### Problem description
Extract the listing in its entirety, keeping each line identical to the original.

### Source material
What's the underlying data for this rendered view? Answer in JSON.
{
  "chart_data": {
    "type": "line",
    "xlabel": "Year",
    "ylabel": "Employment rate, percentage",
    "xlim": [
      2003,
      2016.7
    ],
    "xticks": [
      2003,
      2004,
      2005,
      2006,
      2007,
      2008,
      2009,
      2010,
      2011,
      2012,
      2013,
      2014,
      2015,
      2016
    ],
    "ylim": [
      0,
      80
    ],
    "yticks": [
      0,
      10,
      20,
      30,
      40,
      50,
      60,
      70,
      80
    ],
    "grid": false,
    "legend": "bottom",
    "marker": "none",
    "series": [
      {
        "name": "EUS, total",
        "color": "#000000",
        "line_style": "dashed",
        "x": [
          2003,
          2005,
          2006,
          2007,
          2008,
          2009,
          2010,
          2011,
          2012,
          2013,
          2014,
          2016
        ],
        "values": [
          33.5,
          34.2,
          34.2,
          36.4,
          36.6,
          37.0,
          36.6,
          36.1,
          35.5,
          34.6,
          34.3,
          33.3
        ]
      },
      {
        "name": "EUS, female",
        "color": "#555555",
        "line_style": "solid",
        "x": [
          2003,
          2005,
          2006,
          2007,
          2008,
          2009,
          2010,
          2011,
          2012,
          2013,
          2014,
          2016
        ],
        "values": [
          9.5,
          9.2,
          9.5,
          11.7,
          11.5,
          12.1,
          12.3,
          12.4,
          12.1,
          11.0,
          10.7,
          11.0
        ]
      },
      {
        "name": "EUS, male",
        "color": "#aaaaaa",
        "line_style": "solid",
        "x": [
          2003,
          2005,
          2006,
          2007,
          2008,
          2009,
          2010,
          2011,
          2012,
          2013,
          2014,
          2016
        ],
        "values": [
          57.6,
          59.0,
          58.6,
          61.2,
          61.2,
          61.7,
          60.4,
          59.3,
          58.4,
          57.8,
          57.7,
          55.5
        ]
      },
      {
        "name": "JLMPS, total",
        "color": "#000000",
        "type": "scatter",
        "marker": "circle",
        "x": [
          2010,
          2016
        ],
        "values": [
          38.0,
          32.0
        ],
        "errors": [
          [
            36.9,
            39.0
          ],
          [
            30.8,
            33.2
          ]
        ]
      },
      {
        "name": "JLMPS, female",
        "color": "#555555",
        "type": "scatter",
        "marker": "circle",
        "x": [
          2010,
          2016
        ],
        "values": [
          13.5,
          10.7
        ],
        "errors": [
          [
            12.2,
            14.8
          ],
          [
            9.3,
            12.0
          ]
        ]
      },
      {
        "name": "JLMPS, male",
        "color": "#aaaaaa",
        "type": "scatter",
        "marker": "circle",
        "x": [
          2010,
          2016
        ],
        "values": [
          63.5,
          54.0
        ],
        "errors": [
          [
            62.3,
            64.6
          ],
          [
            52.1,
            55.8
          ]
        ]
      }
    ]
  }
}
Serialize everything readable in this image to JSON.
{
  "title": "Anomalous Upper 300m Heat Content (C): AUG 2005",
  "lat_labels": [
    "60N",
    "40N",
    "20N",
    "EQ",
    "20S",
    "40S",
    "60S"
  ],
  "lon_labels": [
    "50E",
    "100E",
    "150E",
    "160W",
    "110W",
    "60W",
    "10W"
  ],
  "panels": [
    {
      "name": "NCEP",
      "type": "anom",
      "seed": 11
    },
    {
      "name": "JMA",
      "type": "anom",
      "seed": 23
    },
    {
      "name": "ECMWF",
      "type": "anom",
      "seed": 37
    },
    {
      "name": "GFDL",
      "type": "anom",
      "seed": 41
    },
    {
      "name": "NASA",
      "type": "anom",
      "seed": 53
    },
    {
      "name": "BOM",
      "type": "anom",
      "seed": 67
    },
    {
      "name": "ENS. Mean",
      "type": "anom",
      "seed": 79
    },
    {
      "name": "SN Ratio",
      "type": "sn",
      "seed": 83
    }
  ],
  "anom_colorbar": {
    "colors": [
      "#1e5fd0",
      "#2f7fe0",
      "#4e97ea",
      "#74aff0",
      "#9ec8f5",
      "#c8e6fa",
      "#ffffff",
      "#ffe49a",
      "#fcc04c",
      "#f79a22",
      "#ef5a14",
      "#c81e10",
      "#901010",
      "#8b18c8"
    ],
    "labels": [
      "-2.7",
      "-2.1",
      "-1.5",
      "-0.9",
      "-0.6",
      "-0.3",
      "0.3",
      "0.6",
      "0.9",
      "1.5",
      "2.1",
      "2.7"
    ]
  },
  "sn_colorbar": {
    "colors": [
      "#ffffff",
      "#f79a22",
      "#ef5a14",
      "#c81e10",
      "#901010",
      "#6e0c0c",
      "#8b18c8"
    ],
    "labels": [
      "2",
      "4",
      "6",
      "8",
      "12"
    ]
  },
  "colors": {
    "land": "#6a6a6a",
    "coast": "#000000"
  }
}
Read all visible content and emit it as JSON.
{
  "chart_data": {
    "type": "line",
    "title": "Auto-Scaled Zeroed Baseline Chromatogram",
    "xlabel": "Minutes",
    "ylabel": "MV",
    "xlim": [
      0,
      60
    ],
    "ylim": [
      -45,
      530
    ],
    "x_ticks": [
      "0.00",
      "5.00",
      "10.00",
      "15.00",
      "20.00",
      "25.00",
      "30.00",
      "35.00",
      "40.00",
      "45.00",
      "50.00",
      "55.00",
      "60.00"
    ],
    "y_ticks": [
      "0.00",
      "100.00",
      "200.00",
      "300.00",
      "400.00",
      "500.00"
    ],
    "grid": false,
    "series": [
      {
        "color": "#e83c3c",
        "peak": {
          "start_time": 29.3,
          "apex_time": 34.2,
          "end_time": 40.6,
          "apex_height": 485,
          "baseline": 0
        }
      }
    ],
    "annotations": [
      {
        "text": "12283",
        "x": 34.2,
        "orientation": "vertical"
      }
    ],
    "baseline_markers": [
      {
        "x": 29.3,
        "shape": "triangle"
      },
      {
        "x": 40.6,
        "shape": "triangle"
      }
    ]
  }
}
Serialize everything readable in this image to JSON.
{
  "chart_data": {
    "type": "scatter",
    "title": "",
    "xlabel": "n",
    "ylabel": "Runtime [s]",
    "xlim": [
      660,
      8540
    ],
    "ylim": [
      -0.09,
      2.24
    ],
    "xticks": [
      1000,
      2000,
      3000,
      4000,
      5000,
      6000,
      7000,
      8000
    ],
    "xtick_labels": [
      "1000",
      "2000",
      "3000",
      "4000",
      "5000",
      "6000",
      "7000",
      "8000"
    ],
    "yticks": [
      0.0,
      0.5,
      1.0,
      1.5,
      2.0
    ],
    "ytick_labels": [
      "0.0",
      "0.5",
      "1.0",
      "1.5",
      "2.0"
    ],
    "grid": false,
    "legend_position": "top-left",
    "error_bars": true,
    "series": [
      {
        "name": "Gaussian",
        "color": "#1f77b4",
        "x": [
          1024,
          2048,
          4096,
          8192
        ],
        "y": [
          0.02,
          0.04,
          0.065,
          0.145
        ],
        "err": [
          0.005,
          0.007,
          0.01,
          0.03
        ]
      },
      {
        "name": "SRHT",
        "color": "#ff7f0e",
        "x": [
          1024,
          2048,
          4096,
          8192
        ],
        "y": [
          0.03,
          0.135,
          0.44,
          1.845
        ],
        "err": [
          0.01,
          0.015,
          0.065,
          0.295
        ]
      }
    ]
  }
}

### Solution for this problem
What's the underlying data for this rendered view? Answer in JSON.
{
  "chart_data": {
    "type": "line",
    "xlabel": "Year",
    "ylabel": "Employment rate, percentage",
    "xlim": [
      2003,
      2016.7
    ],
    "xticks": [
      2003,
      2004,
      2005,
      2006,
      2007,
      2008,
      2009,
      2010,
      2011,
      2012,
      2013,
      2014,
      2015,
      2016
    ],
    "ylim": [
      0,
      80
    ],
    "yticks": [
      0,
      10,
      20,
      30,
      40,
      50,
      60,
      70,
      80
    ],
    "grid": false,
    "legend": "bottom",
    "marker": "none",
    "series": [
      {
        "name": "EUS, total",
        "color": "#000000",
        "line_style": "dashed",
        "x": [
          2003,
          2005,
          2006,
          2007,
          2008,
          2009,
          2010,
          2011,
          2012,
          2013,
          2014,
          2016
        ],
        "values": [
          33.5,
          34.2,
          34.2,
          36.4,
          36.6,
          37.0,
          36.6,
          36.1,
          35.5,
          34.6,
          34.3,
          33.3
        ]
      },
      {
        "name": "EUS, female",
        "color": "#555555",
        "line_style": "solid",
        "x": [
          2003,
          2005,
          2006,
          2007,
          2008,
          2009,
          2010,
          2011,
          2012,
          2013,
          2014,
          2016
        ],
        "values": [
          9.5,
          9.2,
          9.5,
          11.7,
          11.5,
          12.1,
          12.3,
          12.4,
          12.1,
          11.0,
          10.7,
          11.0
        ]
      },
      {
        "name": "EUS, male",
        "color": "#aaaaaa",
        "line_style": "solid",
        "x": [
          2003,
          2005,
          2006,
          2007,
          2008,
          2009,
          2010,
          2011,
          2012,
          2013,
          2014,
          2016
        ],
        "values": [
          57.6,
          59.0,
          58.6,
          61.2,
          61.2,
          61.7,
          60.4,
          59.3,
          58.4,
          57.8,
          57.7,
          55.5
        ]
      },
      {
        "name": "JLMPS, total",
        "color": "#000000",
        "type": "scatter",
        "marker": "circle",
        "x": [
          2010,
          2016
        ],
        "values": [
          38.0,
          32.0
        ],
        "errors": [
          [
            36.9,
            39.0
          ],
          [
            30.8,
            33.2
          ]
        ]
      },
      {
        "name": "JLMPS, female",
        "color": "#555555",
        "type": "scatter",
        "marker": "circle",
        "x": [
          2010,
          2016
        ],
        "values": [
          13.5,
          10.7
        ],
        "errors": [
          [
            12.2,
            14.8
          ],
          [
            9.3,
            12.0
          ]
        ]
      },
      {
        "name": "JLMPS, male",
        "color": "#aaaaaa",
        "type": "scatter",
        "marker": "circle",
        "x": [
          2010,
          2016
        ],
        "values": [
          63.5,
          54.0
        ],
        "errors": [
          [
            62.3,
            64.6
          ],
          [
            52.1,
            55.8
          ]
        ]
      }
    ]
  }
}
Serialize everything readable in this image to JSON.
{
  "title": "Anomalous Upper 300m Heat Content (C): AUG 2005",
  "lat_labels": [
    "60N",
    "40N",
    "20N",
    "EQ",
    "20S",
    "40S",
    "60S"
  ],
  "lon_labels": [
    "50E",
    "100E",
    "150E",
    "160W",
    "110W",
    "60W",
    "10W"
  ],
  "panels": [
    {
      "name": "NCEP",
      "type": "anom",
      "seed": 11
    },
    {
      "name": "JMA",
      "type": "anom",
      "seed": 23
    },
    {
      "name": "ECMWF",
      "type": "anom",
      "seed": 37
    },
    {
      "name": "GFDL",
      "type": "anom",
      "seed": 41
    },
    {
      "name": "NASA",
      "type": "anom",
      "seed": 53
    },
    {
      "name": "BOM",
      "type": "anom",
      "seed": 67
    },
    {
      "name": "ENS. Mean",
      "type": "anom",
      "seed": 79
    },
    {
      "name": "SN Ratio",
      "type": "sn",
      "seed": 83
    }
  ],
  "anom_colorbar": {
    "colors": [
      "#1e5fd0",
      "#2f7fe0",
      "#4e97ea",
      "#74aff0",
      "#9ec8f5",
      "#c8e6fa",
      "#ffffff",
      "#ffe49a",
      "#fcc04c",
      "#f79a22",
      "#ef5a14",
      "#c81e10",
      "#901010",
      "#8b18c8"
    ],
    "labels": [
      "-2.7",
      "-2.1",
      "-1.5",
      "-0.9",
      "-0.6",
      "-0.3",
      "0.3",
      "0.6",
      "0.9",
      "1.5",
      "2.1",
      "2.7"
    ]
  },
  "sn_colorbar": {
    "colors": [
      "#ffffff",
      "#f79a22",
      "#ef5a14",
      "#c81e10",
      "#901010",
      "#6e0c0c",
      "#8b18c8"
    ],
    "labels": [
      "2",
      "4",
      "6",
      "8",
      "12"
    ]
  },
  "colors": {
    "land": "#6a6a6a",
    "coast": "#000000"
  }
}
Read all visible content and emit it as JSON.
{
  "chart_data": {
    "type": "line",
    "title": "Auto-Scaled Zeroed Baseline Chromatogram",
    "xlabel": "Minutes",
    "ylabel": "MV",
    "xlim": [
      0,
      60
    ],
    "ylim": [
      -45,
      530
    ],
    "x_ticks": [
      "0.00",
      "5.00",
      "10.00",
      "15.00",
      "20.00",
      "25.00",
      "30.00",
      "35.00",
      "40.00",
      "45.00",
      "50.00",
      "55.00",
      "60.00"
    ],
    "y_ticks": [
      "0.00",
      "100.00",
      "200.00",
      "300.00",
      "400.00",
      "500.00"
    ],
    "grid": false,
    "series": [
      {
        "color": "#e83c3c",
        "peak": {
          "start_time": 29.3,
          "apex_time": 34.2,
          "end_time": 40.6,
          "apex_height": 485,
          "baseline": 0
        }
      }
    ],
    "annotations": [
      {
        "text": "12283",
        "x": 34.2,
        "orientation": "vertical"
      }
    ],
    "baseline_markers": [
      {
        "x": 29.3,
        "shape": "triangle"
      },
      {
        "x": 40.6,
        "shape": "triangle"
      }
    ]
  }
}
Serialize everything readable in this image to JSON.
{
  "chart_data": {
    "type": "scatter",
    "title": "",
    "xlabel": "n",
    "ylabel": "Runtime [s]",
    "xlim": [
      660,
      8540
    ],
    "ylim": [
      -0.09,
      2.24
    ],
    "xticks": [
      1000,
      2000,
      3000,
      4000,
      5000,
      6000,
      7000,
      8000
    ],
    "xtick_labels": [
      "1000",
      "2000",
      "3000",
      "4000",
      "5000",
      "6000",
      "7000",
      "8000"
    ],
    "yticks": [
      0.0,
      0.5,
      1.0,
      1.5,
      2.0
    ],
    "ytick_labels": [
      "0.0",
      "0.5",
      "1.0",
      "1.5",
      "2.0"
    ],
    "grid": false,
    "legend_position": "top-left",
    "error_bars": true,
    "series": [
      {
        "name": "Gaussian",
        "color": "#1f77b4",
        "x": [
          1024,
          2048,
          4096,
          8192
        ],
        "y": [
          0.02,
          0.04,
          0.065,
          0.145
        ],
        "err": [
          0.005,
          0.007,
          0.01,
          0.03
        ]
      },
      {
        "name": "SRHT",
        "color": "#ff7f0e",
        "x": [
          1024,
          2048,
          4096,
          8192
        ],
        "y": [
          0.03,
          0.135,
          0.44,
          1.845
        ],
        "err": [
          0.01,
          0.015,
          0.065,
          0.295
        ]
      }
    ]
  }
}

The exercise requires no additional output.